--- What you should do ---
Rewrite the material, starting at the line that has "logout-icon[interactable] [1396, 20, 1416, 40]" and stopping after the line that has "brand-tagline: LABO D'ORTHOPÉDIE". Put "menu-label" in place of "nav-label" and leave everything else unchanged.

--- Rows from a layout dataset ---
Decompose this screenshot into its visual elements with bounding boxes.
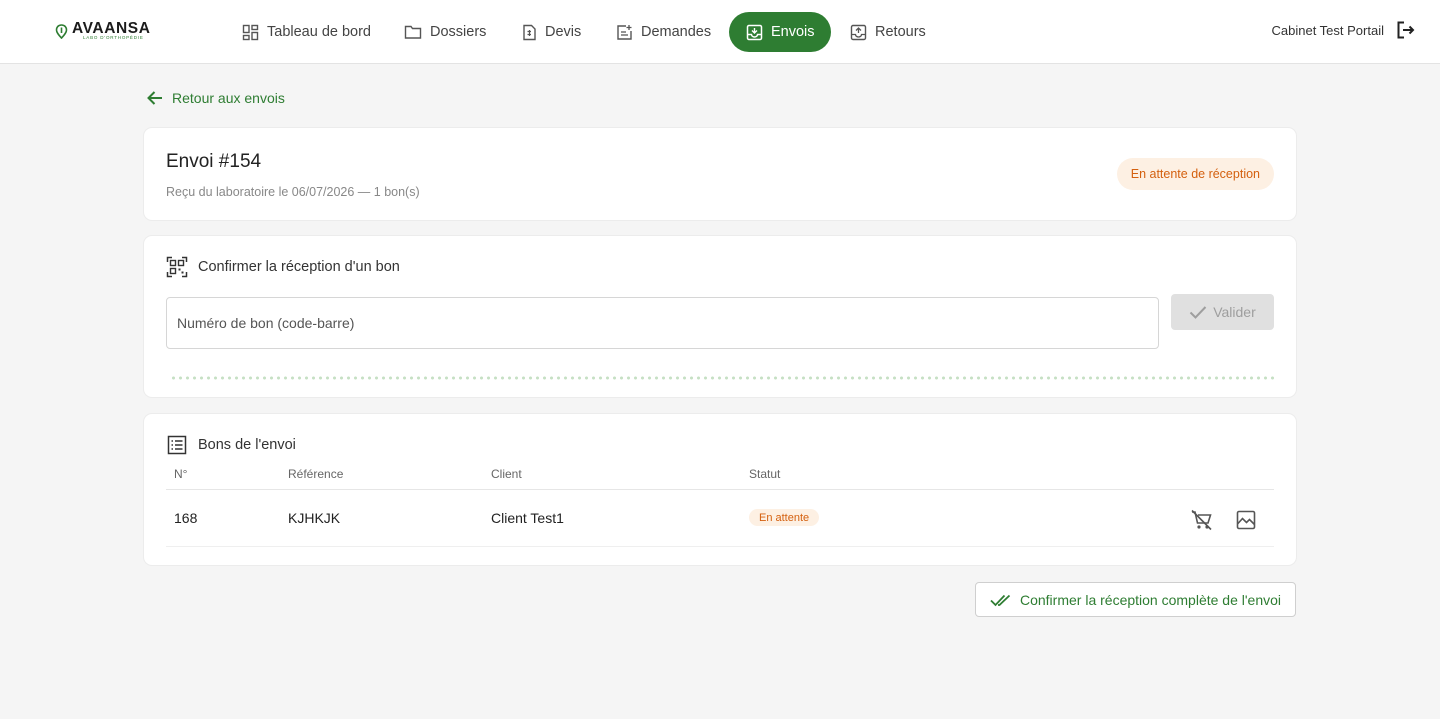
logout-icon[interactable] [1396, 20, 1416, 40]
nav-item-tableau-de-bord[interactable]: Tableau de bord [230, 12, 383, 52]
shipment-status-badge: En attente de réception [1116, 158, 1274, 190]
list-icon [167, 435, 187, 455]
nav-label: Demandes [641, 24, 712, 40]
confirm-full-reception-label: Confirmer la réception complète de l'env… [1019, 591, 1282, 608]
back-link-label: Retour aux envois [172, 90, 285, 106]
shipment-orders-card: Bons de l'envoi N° Référence Client Stat… [144, 414, 1296, 565]
table-header: N° Référence Client Statut [166, 466, 1274, 490]
nav-item-demandes[interactable]: Demandes [604, 12, 723, 52]
image-icon[interactable] [1234, 508, 1258, 532]
brand-logo[interactable]: AVAANSA LABO D'ORTHOPÉDIE [55, 21, 165, 43]
order-status-badge: En attente [749, 509, 820, 526]
nav-item-retours[interactable]: Retours [838, 12, 938, 52]
quote-document-icon [523, 24, 536, 40]
nav-label: Dossiers [430, 24, 487, 40]
confirm-reception-card: Confirmer la réception d'un bon Valider [144, 236, 1296, 397]
confirm-full-reception-button[interactable]: Confirmer la réception complète de l'env… [975, 582, 1296, 617]
column-header-number: N° [174, 467, 188, 481]
orders-section-header: Bons de l'envoi [166, 434, 296, 456]
account-name[interactable]: Cabinet Test Portail [1272, 23, 1385, 38]
qr-scan-icon [166, 256, 188, 278]
nav-label: Devis [545, 24, 582, 40]
no-delivery-icon[interactable] [1190, 508, 1214, 532]
validate-button-label: Valider [1213, 304, 1256, 320]
outbox-icon [746, 24, 763, 40]
arrow-left-icon [147, 91, 162, 105]
order-number-cell: 168 [174, 510, 198, 526]
order-number-input[interactable] [167, 298, 1158, 348]
double-check-icon [990, 594, 1011, 606]
request-add-icon [617, 24, 632, 40]
dashboard-icon [242, 24, 259, 40]
validate-button[interactable]: Valider [1171, 294, 1274, 330]
nav-item-dossiers[interactable]: Dossiers [392, 12, 498, 52]
shipment-title: Envoi #154 [166, 151, 262, 172]
order-number-field[interactable] [166, 297, 1159, 349]
return-box-icon [850, 24, 867, 40]
orders-table: N° Référence Client Statut 168 KJHKJK Cl… [166, 466, 1274, 547]
order-client-cell: Client Test1 [491, 510, 564, 526]
orders-section-title: Bons de l'envoi [198, 437, 296, 453]
brand-tagline: LABO D'ORTHOPÉDIE [83, 35, 144, 40]
column-header-reference: Référence [288, 467, 344, 481]
scan-progress-dots [170, 376, 1276, 380]
back-to-shipments-link[interactable]: Retour aux envois [146, 89, 285, 107]
logo-icon [55, 24, 68, 39]
folder-icon [404, 25, 422, 39]
top-navigation-bar: AVAANSA LABO D'ORTHOPÉDIE Tableau de bor… [0, 0, 1440, 64]
confirm-section-header: Confirmer la réception d'un bon [166, 256, 400, 278]
nav-item-devis[interactable]: Devis [510, 12, 593, 52]
order-reference-cell: KJHKJK [288, 510, 341, 526]
column-header-client: Client [491, 467, 522, 481]
table-row: 168 KJHKJK Client Test1 En attente [166, 490, 1274, 547]
nav-label: Retours [875, 24, 926, 40]
nav-label: Tableau de bord [267, 24, 371, 40]
account-area: Cabinet Test Portail [1272, 20, 1417, 40]
shipment-header-card: Envoi #154 Reçu du laboratoire le 06/07/… [144, 128, 1296, 220]
nav-label: Envois [771, 24, 815, 40]
nav-item-envois[interactable]: Envois [729, 12, 831, 52]
column-header-status: Statut [749, 467, 781, 481]
shipment-subtitle: Reçu du laboratoire le 06/07/2026 — 1 bo… [166, 185, 420, 199]
check-icon [1190, 306, 1207, 319]
confirm-section-title: Confirmer la réception d'un bon [198, 259, 400, 275]
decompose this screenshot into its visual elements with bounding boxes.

--- Solution for this problem ---
logout-icon[interactable] [1396, 20, 1416, 40]
nav-item-tableau-de-bord[interactable]: Tableau de bord [230, 12, 383, 52]
shipment-status-badge: En attente de réception [1116, 158, 1274, 190]
list-icon [167, 435, 187, 455]
menu-label: Demandes [641, 24, 712, 40]
confirm-full-reception-label: Confirmer la réception complète de l'env… [1019, 591, 1282, 608]
back-link-label: Retour aux envois [172, 90, 285, 106]
shipment-orders-card: Bons de l'envoi N° Référence Client Stat… [144, 414, 1296, 565]
table-header: N° Référence Client Statut [166, 466, 1274, 490]
nav-item-demandes[interactable]: Demandes [604, 12, 723, 52]
image-icon[interactable] [1234, 508, 1258, 532]
brand-logo[interactable]: AVAANSA LABO D'ORTHOPÉDIE [55, 21, 165, 43]
order-status-badge: En attente [749, 509, 820, 526]
nav-item-retours[interactable]: Retours [838, 12, 938, 52]
quote-document-icon [523, 24, 536, 40]
menu-label: Dossiers [430, 24, 487, 40]
confirm-reception-card: Confirmer la réception d'un bon Valider [144, 236, 1296, 397]
confirm-full-reception-button[interactable]: Confirmer la réception complète de l'env… [975, 582, 1296, 617]
column-header-number: N° [174, 467, 188, 481]
orders-section-header: Bons de l'envoi [166, 434, 296, 456]
account-name[interactable]: Cabinet Test Portail [1272, 23, 1385, 38]
qr-scan-icon [166, 256, 188, 278]
menu-label: Devis [545, 24, 582, 40]
no-delivery-icon[interactable] [1190, 508, 1214, 532]
validate-button-label: Valider [1213, 304, 1256, 320]
outbox-icon [746, 24, 763, 40]
arrow-left-icon [147, 91, 162, 105]
order-number-cell: 168 [174, 510, 198, 526]
order-number-input[interactable] [167, 298, 1158, 348]
double-check-icon [990, 594, 1011, 606]
request-add-icon [617, 24, 632, 40]
dashboard-icon [242, 24, 259, 40]
validate-button[interactable]: Valider [1171, 294, 1274, 330]
nav-item-dossiers[interactable]: Dossiers [392, 12, 498, 52]
shipment-title: Envoi #154 [166, 151, 262, 172]
order-number-field[interactable] [166, 297, 1159, 349]
return-box-icon [850, 24, 867, 40]
orders-table: N° Référence Client Statut 168 KJHKJK Cl… [166, 466, 1274, 547]
order-client-cell: Client Test1 [491, 510, 564, 526]
orders-section-title: Bons de l'envoi [198, 437, 296, 453]
brand-tagline: LABO D'ORTHOPÉDIE [83, 35, 144, 40]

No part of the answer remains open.